WHAT THE EXERCISE ASKS: Copy every line of the listing that holds the string "государственный".

Recorded data:
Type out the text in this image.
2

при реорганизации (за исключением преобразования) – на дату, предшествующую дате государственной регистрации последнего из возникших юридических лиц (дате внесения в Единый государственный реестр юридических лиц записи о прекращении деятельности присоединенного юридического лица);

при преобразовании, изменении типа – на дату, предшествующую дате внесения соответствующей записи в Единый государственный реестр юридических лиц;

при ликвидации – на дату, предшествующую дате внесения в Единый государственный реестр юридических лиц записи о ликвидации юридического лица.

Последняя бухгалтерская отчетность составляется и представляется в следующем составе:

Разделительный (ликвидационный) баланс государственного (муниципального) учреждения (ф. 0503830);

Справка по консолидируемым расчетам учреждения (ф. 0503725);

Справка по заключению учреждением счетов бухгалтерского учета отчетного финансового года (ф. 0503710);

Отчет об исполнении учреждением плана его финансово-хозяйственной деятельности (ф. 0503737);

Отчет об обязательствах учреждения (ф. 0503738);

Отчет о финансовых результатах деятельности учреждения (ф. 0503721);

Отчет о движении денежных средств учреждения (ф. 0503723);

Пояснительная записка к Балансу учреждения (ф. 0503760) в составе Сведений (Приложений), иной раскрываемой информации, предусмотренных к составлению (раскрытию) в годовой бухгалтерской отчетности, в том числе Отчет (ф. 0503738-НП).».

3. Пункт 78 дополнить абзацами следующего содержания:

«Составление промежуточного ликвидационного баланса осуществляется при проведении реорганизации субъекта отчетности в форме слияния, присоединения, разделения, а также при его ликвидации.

TASK ANSWER:
при реорганизации (за исключением преобразования) – на дату, предшествующую дате государственной регистрации последнего из возникших юридических лиц (дате внесения в Единый государственный реестр юридических лиц записи о прекращении деятельности присоединенного юридического лица);
при преобразовании, изменении типа – на дату, предшествующую дате внесения соответствующей записи в Единый государственный реестр юридических лиц;
при ликвидации – на дату, предшествующую дате внесения в Единый государственный реестр юридических лиц записи о ликвидации юридического лица.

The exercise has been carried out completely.